State only how many lines contain the string "faith".

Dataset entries
══════════════════════════════

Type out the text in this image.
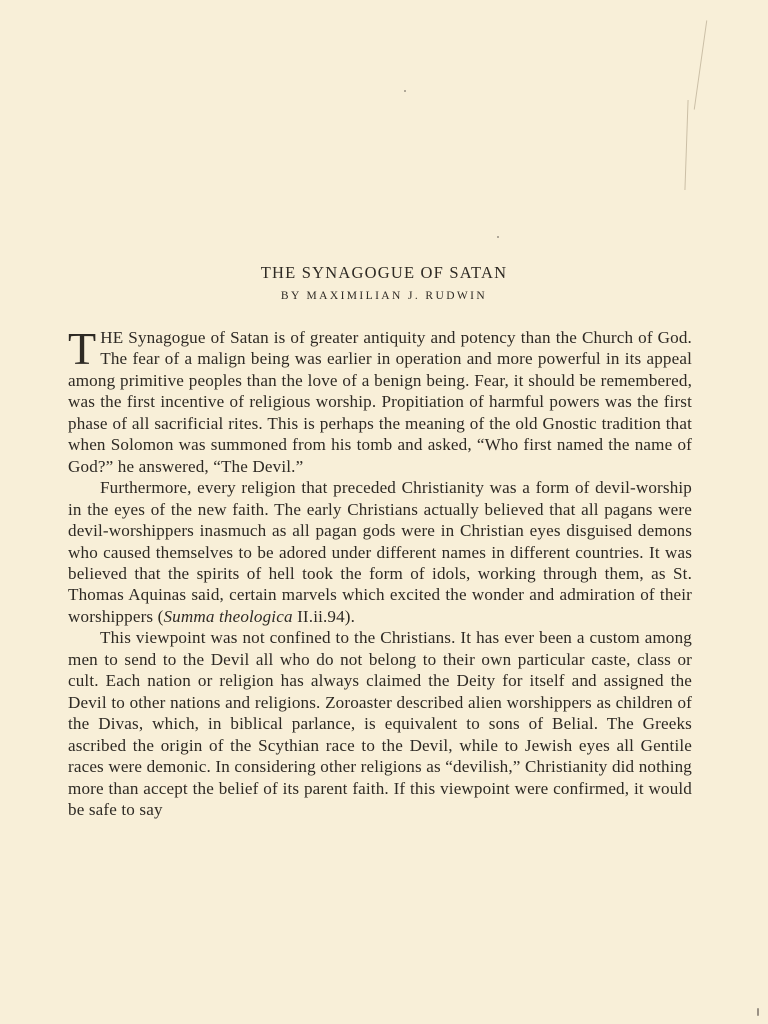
THE SYNAGOGUE OF SATAN
BY MAXIMILIAN J. RUDWIN

THE Synagogue of Satan is of greater antiquity and potency than the Church of God. The fear of a malign being was earlier in operation and more powerful in its appeal among primitive peoples than the love of a benign being. Fear, it should be remembered, was the first incentive of religious worship. Propitiation of harmful powers was the first phase of all sacrificial rites. This is perhaps the meaning of the old Gnostic tradition that when Solomon was summoned from his tomb and asked, “Who first named the name of God?” he answered, “The Devil.”

Furthermore, every religion that preceded Christianity was a form of devil-worship in the eyes of the new faith. The early Christians actually believed that all pagans were devil-worshippers inasmuch as all pagan gods were in Christian eyes disguised demons who caused themselves to be adored under different names in different countries. It was believed that the spirits of hell took the form of idols, working through them, as St. Thomas Aquinas said, certain marvels which excited the wonder and admiration of their worshippers (Summa theologica II.ii.94).

This viewpoint was not confined to the Christians. It has ever been a custom among men to send to the Devil all who do not belong to their own particular caste, class or cult. Each nation or religion has always claimed the Deity for itself and assigned the Devil to other nations and religions. Zoroaster described alien worshippers as children of the Divas, which, in biblical parlance, is equivalent to sons of Belial. The Greeks ascribed the origin of the Scythian race to the Devil, while to Jewish eyes all Gentile races were demonic. In considering other religions as “devilish,” Christianity did nothing more than accept the belief of its parent faith. If this viewpoint were confirmed, it would be safe to say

══════════════════════════════

§ Solved exercise: 2